GREG SARGENT, WASHINGTON POST

  A new New York Times poll finds support for the Tea Party has dropped to all of 21 percent, but Allison Kopicki ferrets out the nugget that matters most:
Eighty-one percent of voters who support the Tea Party say they will definitely vote in the 2014 election, compared with 67 percent of voters who don’t support the Tea Party…Republican Tea Party voters are 15 points more likely to say they are very or somewhat enthusiastic about voting in this November’s elections for Congress than non-Tea Party Republican voters.
Meanwhile many House Republicans are cossetted away in districts insulated from broader currents of national demographic trends, and it’s clear why the GOP’s agenda remain so in thrall to Tea Party priorities.

Then there’s the Highway Trust Fund. If it becomes insolvent, it could cost hundreds of thousands of jobs and put many infrastructure projects on hold. The Chamber of Commerce has warned against this outcome, in keeping with business leaders’ general embrace of more investments in infrastructure. But GOP leaders’ ability to come up with a way to pay for this is already constrained by Tea Party hostility to government.
Most glaring of all: Immigration reform. This week, one year will have gone by since the Senate passed a comprehensive bipartisan reform compromise. Yet if anything, House Republicans have moved further to the right on the issue. Darrell Issa is nonsensically coming out for the deportation of DREAMers in response to the current border crisis, and the general GOP posture is that this crisis makes reform less likely, when it should make it more urgent.



BUT TEA PARTY RAGE IS RUNNING HIGH: However, the flip side of the story is that Tea Party anger at the establishment is likely to remain on full boil. Last night, after African Americans voting helped put Cochran over the top, McDaniel railed against “voting irregularities” and “liberal Democrats” who helped Cochran win, and refused to concede, while we saw this from his supporters:
They cheered his defiance and chanted “Write Chris In!” as he took the stage and calling out “It’s not over Chris” and “We’re not going with Thad.” McDaniel supporters quickly moved to consider legal challenges based on reported voting irregularities.
Sarah Palin and Sean Hannity last night suggested it might be time for conservatives to go third party.

DATASET RECORDS:
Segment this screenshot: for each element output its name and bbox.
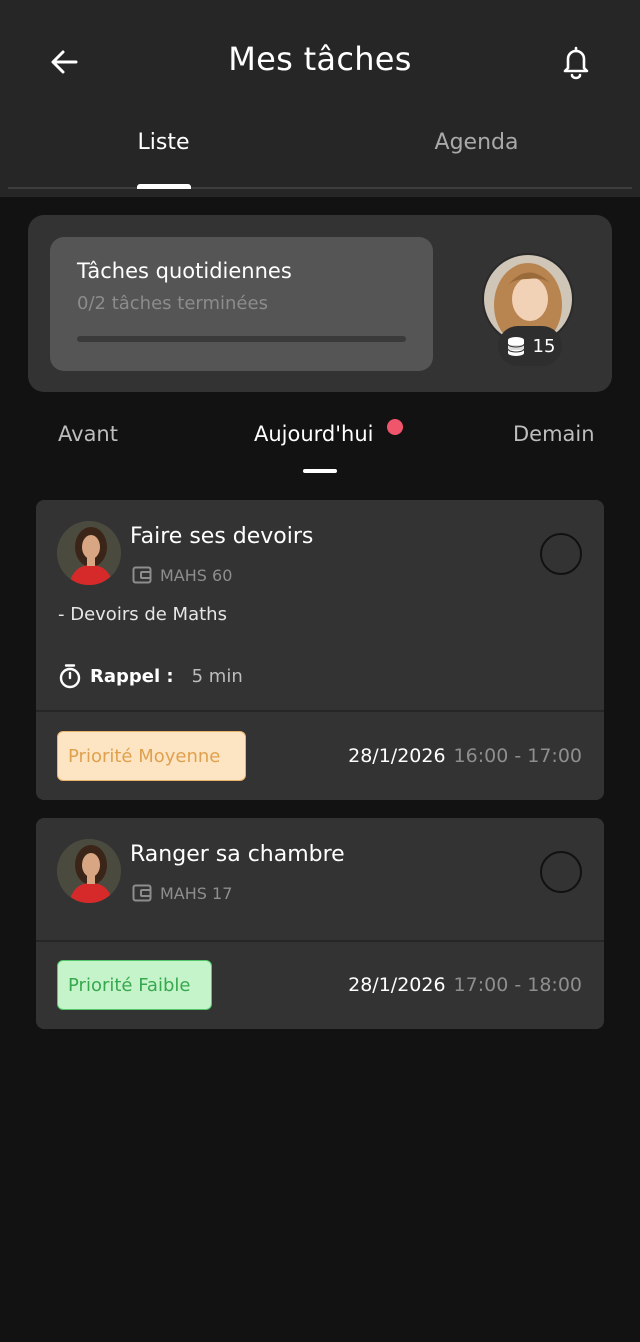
task-date: 28/1/2026 — [348, 745, 446, 767]
timer-icon — [59, 664, 81, 689]
priority-badge: Priorité Moyenne — [57, 731, 246, 781]
task-card[interactable]: Faire ses devoirs MAHS 60 - Devoirs de M… — [36, 500, 604, 800]
task-time: 17:00 - 18:00 — [453, 974, 582, 996]
task-datetime: 28/1/2026 17:00 - 18:00 — [348, 960, 582, 1010]
notifications-button[interactable] — [556, 42, 596, 82]
coin-stack-icon — [507, 337, 525, 356]
tab-liste[interactable]: Liste — [0, 130, 327, 155]
wallet-icon — [132, 884, 152, 902]
task-divider — [36, 940, 604, 942]
coin-count: 15 — [532, 335, 556, 357]
task-time: 16:00 - 17:00 — [453, 745, 582, 767]
task-meta: MAHS 17 — [132, 882, 232, 904]
task-card[interactable]: Ranger sa chambre MAHS 17 Priorité Faibl… — [36, 818, 604, 1029]
bell-icon — [563, 46, 589, 80]
day-tab-after[interactable]: Demain — [513, 422, 595, 446]
wallet-icon — [132, 566, 152, 584]
day-tab-before[interactable]: Avant — [58, 422, 118, 446]
back-button[interactable] — [44, 42, 84, 82]
notification-dot — [387, 419, 403, 435]
daily-tasks-title: Tâches quotidiennes — [77, 259, 292, 283]
task-date: 28/1/2026 — [348, 974, 446, 996]
task-datetime: 28/1/2026 16:00 - 17:00 — [348, 731, 582, 781]
avatar — [57, 839, 121, 903]
reminder-value: 5 min — [191, 665, 243, 687]
page-title: Mes tâches — [228, 40, 412, 78]
task-complete-checkbox[interactable] — [540, 533, 582, 575]
daily-summary-card: Tâches quotidiennes 0/2 tâches terminées… — [28, 215, 612, 392]
task-title: Faire ses devoirs — [130, 524, 314, 549]
task-title: Ranger sa chambre — [130, 842, 345, 867]
daily-tasks-count: 0/2 tâches terminées — [77, 293, 268, 314]
reminder-label: Rappel : — [90, 665, 174, 687]
task-code: MAHS 60 — [160, 565, 233, 585]
task-complete-checkbox[interactable] — [540, 851, 582, 893]
day-tab-today[interactable]: Aujourd'hui — [254, 422, 374, 446]
task-divider — [36, 710, 604, 712]
tab-divider — [8, 187, 632, 189]
task-reminder: Rappel : 5 min — [58, 662, 243, 690]
tab-agenda[interactable]: Agenda — [320, 130, 633, 155]
priority-badge: Priorité Faible — [57, 960, 212, 1010]
task-meta: MAHS 60 — [132, 564, 232, 586]
active-tab-indicator — [137, 184, 191, 189]
task-code: MAHS 17 — [160, 883, 233, 903]
coin-balance: 15 — [498, 326, 562, 366]
arrow-left-icon — [51, 50, 78, 74]
daily-tasks-box[interactable]: Tâches quotidiennes 0/2 tâches terminées — [50, 237, 433, 371]
top-bar: Mes tâches Liste Agenda — [0, 0, 640, 197]
avatar — [57, 521, 121, 585]
active-day-indicator — [303, 469, 337, 473]
task-description: - Devoirs de Maths — [58, 604, 227, 625]
daily-progress-bar — [77, 336, 406, 342]
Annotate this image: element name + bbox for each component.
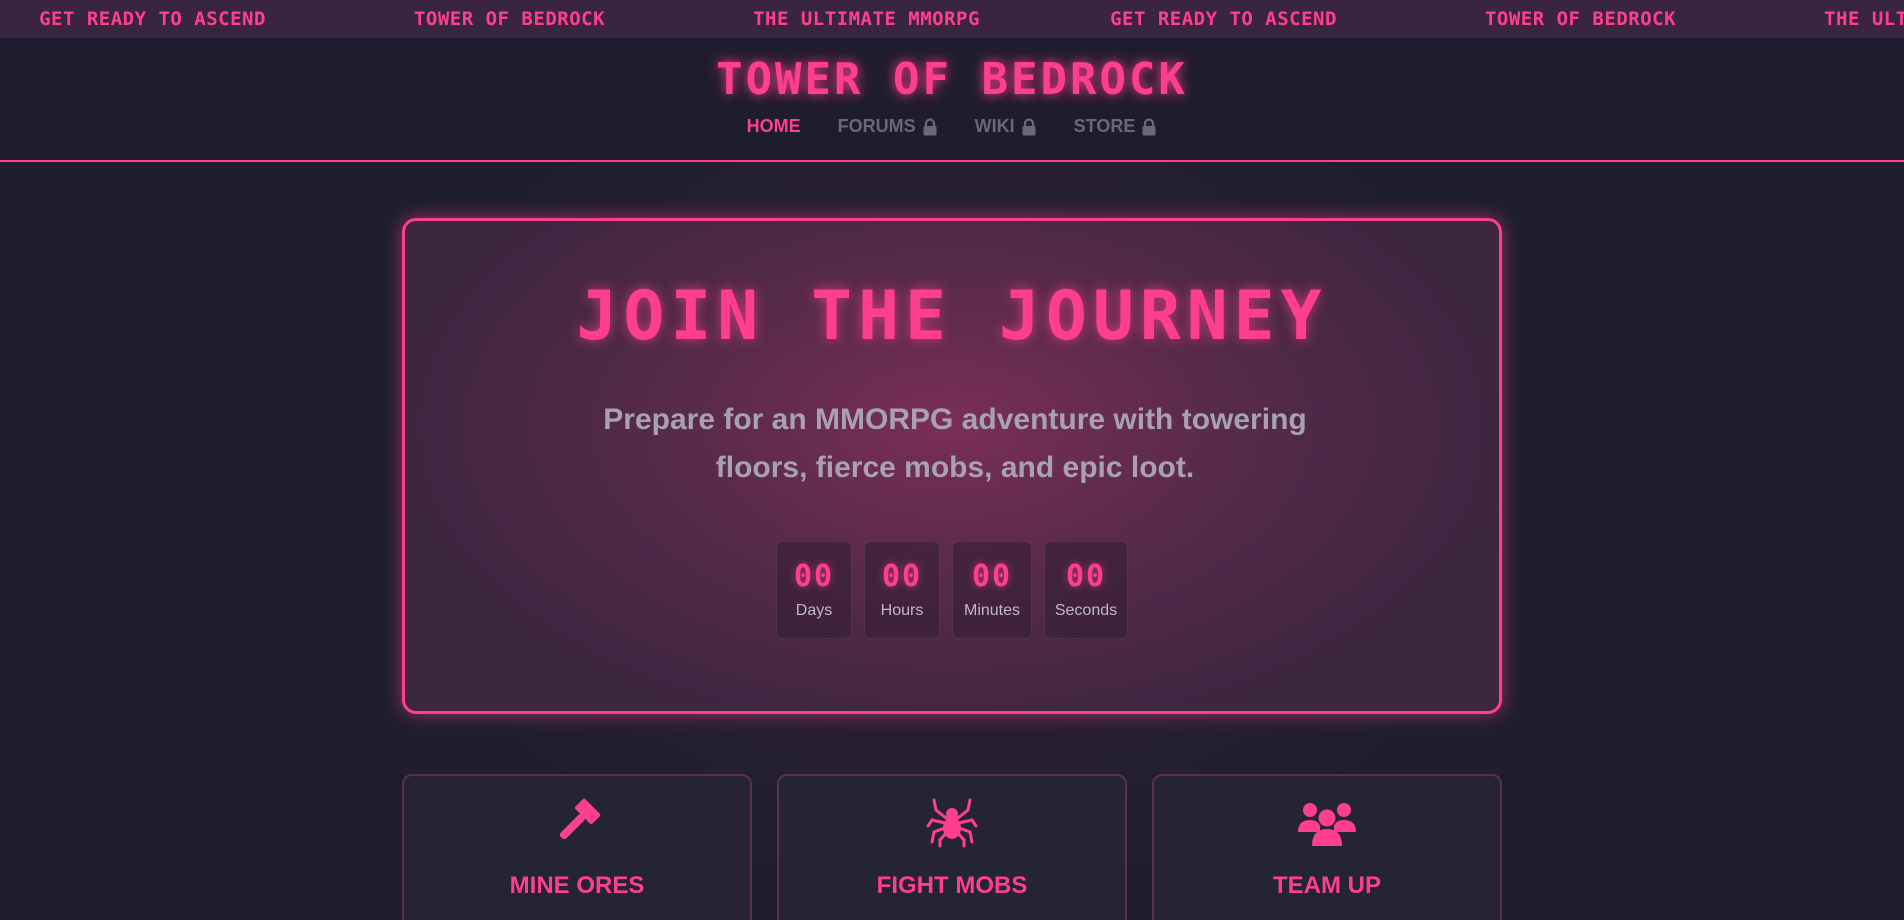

TO-DO LIST:
1) Retype the entire Tea Party excerpt word for word.
2) Echo, without changes, the lines of the records between the line holding "task-date: 28/1/2026 — [348, 745, 446, 767]" and the line holding "active-tab-indicator — [137, 184, 191, 189]", inclusive.
The Tea Party excerpt and the records are separate material.

ANSWER SET:
1)
GREG SARGENT, WASHINGTON POST

  A new New York Times poll finds support for the Tea Party has dropped to all of 21 percent, but Allison Kopicki ferrets out the nugget that matters most:
Eighty-one percent of voters who support the Tea Party say they will definitely vote in the 2014 election, compared with 67 percent of voters who don’t support the Tea Party…Republican Tea Party voters are 15 points more likely to say they are very or somewhat enthusiastic about voting in this November’s elections for Congress than non-Tea Party Republican voters.
Meanwhile many House Republicans are cossetted away in districts insulated from broader currents of national demographic trends, and it’s clear why the GOP’s agenda remain so in thrall to Tea Party priorities.

Then there’s the Highway Trust Fund. If it becomes insolvent, it could cost hundreds of thousands of jobs and put many infrastructure projects on hold. The Chamber of Commerce has warned against this outcome, in keeping with business leaders’ general embrace of more investments in infrastructure. But GOP leaders’ ability to come up with a way to pay for this is already constrained by Tea Party hostility to government.
Most glaring of all: Immigration reform. This week, one year will have gone by since the Senate passed a comprehensive bipartisan reform compromise. Yet if anything, House Republicans have moved further to the right on the issue. Darrell Issa is nonsensically coming out for the deportation of DREAMers in response to the current border crisis, and the general GOP posture is that this crisis makes reform less likely, when it should make it more urgent.



BUT TEA PARTY RAGE IS RUNNING HIGH: However, the flip side of the story is that Tea Party anger at the establishment is likely to remain on full boil. Last night, after African Americans voting helped put Cochran over the top, McDaniel railed against “voting irregularities” and “liberal Democrats” who helped Cochran win, and refused to concede, while we saw this from his supporters:
They cheered his defiance and chanted “Write Chris In!” as he took the stage and calling out “It’s not over Chris” and “We’re not going with Thad.” McDaniel supporters quickly moved to consider legal challenges based on reported voting irregularities.
Sarah Palin and Sean Hannity last night suggested it might be time for conservatives to go third party.

2)
task-date: 28/1/2026 — [348, 745, 446, 767]
timer-icon — [59, 664, 81, 689]
priority-badge: Priorité Moyenne — [57, 731, 246, 781]
task-card[interactable]: Faire ses devoirs MAHS 60 - Devoirs de M… — [36, 500, 604, 800]
task-time: 17:00 - 18:00 — [453, 974, 582, 996]
task-datetime: 28/1/2026 17:00 - 18:00 — [348, 960, 582, 1010]
notifications-button[interactable] — [556, 42, 596, 82]
coin-stack-icon — [507, 337, 525, 356]
tab-liste[interactable]: Liste — [0, 130, 327, 155]
wallet-icon — [132, 884, 152, 902]
task-divider — [36, 940, 604, 942]
coin-count: 15 — [532, 335, 556, 357]
task-time: 16:00 - 17:00 — [453, 745, 582, 767]
task-meta: MAHS 17 — [132, 882, 232, 904]
task-card[interactable]: Ranger sa chambre MAHS 17 Priorité Faibl… — [36, 818, 604, 1029]
bell-icon — [563, 46, 589, 80]
day-tab-after[interactable]: Demain — [513, 422, 595, 446]
wallet-icon — [132, 566, 152, 584]
day-tab-before[interactable]: Avant — [58, 422, 118, 446]
back-button[interactable] — [44, 42, 84, 82]
notification-dot — [387, 419, 403, 435]
daily-tasks-title: Tâches quotidiennes — [77, 259, 292, 283]
task-date: 28/1/2026 — [348, 974, 446, 996]
task-datetime: 28/1/2026 16:00 - 17:00 — [348, 731, 582, 781]
avatar — [57, 839, 121, 903]
reminder-value: 5 min — [191, 665, 243, 687]
page-title: Mes tâches — [228, 40, 412, 78]
task-complete-checkbox[interactable] — [540, 533, 582, 575]
daily-summary-card: Tâches quotidiennes 0/2 tâches terminées… — [28, 215, 612, 392]
task-title: Faire ses devoirs — [130, 524, 314, 549]
task-title: Ranger sa chambre — [130, 842, 345, 867]
daily-tasks-count: 0/2 tâches terminées — [77, 293, 268, 314]
reminder-label: Rappel : — [90, 665, 174, 687]
task-code: MAHS 60 — [160, 565, 233, 585]
task-complete-checkbox[interactable] — [540, 851, 582, 893]
day-tab-today[interactable]: Aujourd'hui — [254, 422, 374, 446]
task-divider — [36, 710, 604, 712]
tab-divider — [8, 187, 632, 189]
task-reminder: Rappel : 5 min — [58, 662, 243, 690]
tab-agenda[interactable]: Agenda — [320, 130, 633, 155]
priority-badge: Priorité Faible — [57, 960, 212, 1010]
task-meta: MAHS 60 — [132, 564, 232, 586]
active-tab-indicator — [137, 184, 191, 189]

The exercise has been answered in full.